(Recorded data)
-------------------------

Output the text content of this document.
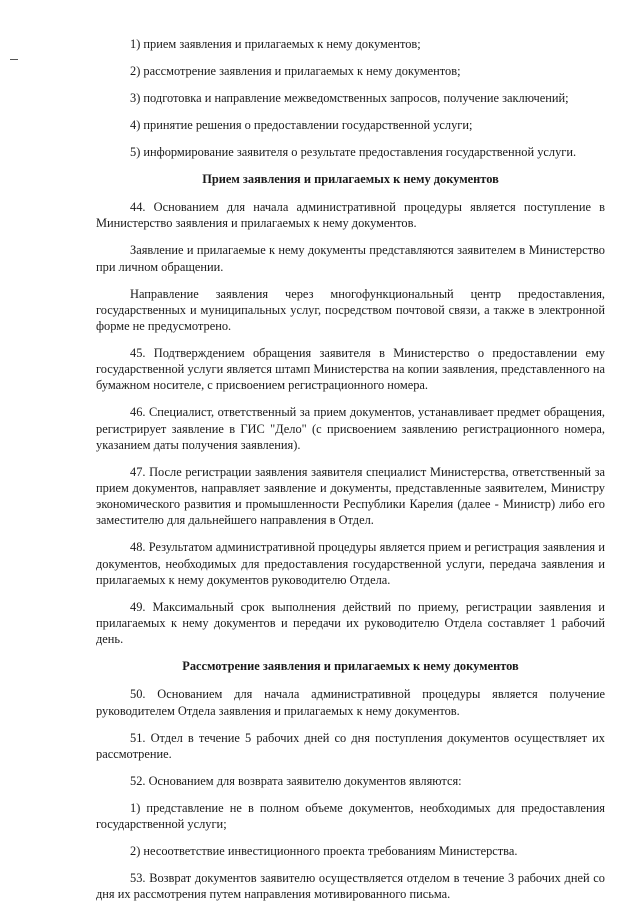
1) прием заявления и прилагаемых к нему документов;

2) рассмотрение заявления и прилагаемых к нему документов;

3) подготовка и направление межведомственных запросов, получение заключений;

4) принятие решения о предоставлении государственной услуги;

5) информирование заявителя о результате предоставления государственной услуги.

Прием заявления и прилагаемых к нему документов

44. Основанием для начала административной процедуры является поступление в Министерство заявления и прилагаемых к нему документов.

Заявление и прилагаемые к нему документы представляются заявителем в Министерство при личном обращении.

Направление заявления через многофункциональный центр предоставления, государственных и муниципальных услуг, посредством почтовой связи, а также в электронной форме не предусмотрено.

45. Подтверждением обращения заявителя в Министерство о предоставлении ему государственной услуги является штамп Министерства на копии заявления, представленного на бумажном носителе, с присвоением регистрационного номера.

46. Специалист, ответственный за прием документов, устанавливает предмет обращения, регистрирует заявление в ГИС "Дело" (с присвоением заявлению регистрационного номера, указанием даты получения заявления).

47. После регистрации заявления заявителя специалист Министерства, ответственный за прием документов, направляет заявление и документы, представленные заявителем, Министру экономического развития и промышленности Республики Карелия (далее - Министр) либо его заместителю для дальнейшего направления в Отдел.

48. Результатом административной процедуры является прием и регистрация заявления и документов, необходимых для предоставления государственной услуги, передача заявления и прилагаемых к нему документов руководителю Отдела.

49. Максимальный срок выполнения действий по приему, регистрации заявления и прилагаемых к нему документов и передачи их руководителю Отдела составляет 1 рабочий день.

Рассмотрение заявления и прилагаемых к нему документов

50. Основанием для начала административной процедуры является получение руководителем Отдела заявления и прилагаемых к нему документов.

51. Отдел в течение 5 рабочих дней со дня поступления документов осуществляет их рассмотрение.

52. Основанием для возврата заявителю документов являются:

1) представление не в полном объеме документов, необходимых для предоставления государственной услуги;

2) несоответствие инвестиционного проекта требованиям Министерства.

53. Возврат документов заявителю осуществляется отделом в течение 3 рабочих дней со дня их рассмотрения путем направления мотивированного письма.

-------------------------

**WORK TO BE COMPLETED**
Reproduce the data above in full, exactly as it is, with the pictures left out.

**ANSWER IN FULL**
Output the text content of this document.
1) прием заявления и прилагаемых к нему документов;

2) рассмотрение заявления и прилагаемых к нему документов;

3) подготовка и направление межведомственных запросов, получение заключений;

4) принятие решения о предоставлении государственной услуги;

5) информирование заявителя о результате предоставления государственной услуги.

Прием заявления и прилагаемых к нему документов

44. Основанием для начала административной процедуры является поступление в Министерство заявления и прилагаемых к нему документов.

Заявление и прилагаемые к нему документы представляются заявителем в Министерство при личном обращении.

Направление заявления через многофункциональный центр предоставления, государственных и муниципальных услуг, посредством почтовой связи, а также в электронной форме не предусмотрено.

45. Подтверждением обращения заявителя в Министерство о предоставлении ему государственной услуги является штамп Министерства на копии заявления, представленного на бумажном носителе, с присвоением регистрационного номера.

46. Специалист, ответственный за прием документов, устанавливает предмет обращения, регистрирует заявление в ГИС "Дело" (с присвоением заявлению регистрационного номера, указанием даты получения заявления).

47. После регистрации заявления заявителя специалист Министерства, ответственный за прием документов, направляет заявление и документы, представленные заявителем, Министру экономического развития и промышленности Республики Карелия (далее - Министр) либо его заместителю для дальнейшего направления в Отдел.

48. Результатом административной процедуры является прием и регистрация заявления и документов, необходимых для предоставления государственной услуги, передача заявления и прилагаемых к нему документов руководителю Отдела.

49. Максимальный срок выполнения действий по приему, регистрации заявления и прилагаемых к нему документов и передачи их руководителю Отдела составляет 1 рабочий день.

Рассмотрение заявления и прилагаемых к нему документов

50. Основанием для начала административной процедуры является получение руководителем Отдела заявления и прилагаемых к нему документов.

51. Отдел в течение 5 рабочих дней со дня поступления документов осуществляет их рассмотрение.

52. Основанием для возврата заявителю документов являются:

1) представление не в полном объеме документов, необходимых для предоставления государственной услуги;

2) несоответствие инвестиционного проекта требованиям Министерства.

53. Возврат документов заявителю осуществляется отделом в течение 3 рабочих дней со дня их рассмотрения путем направления мотивированного письма.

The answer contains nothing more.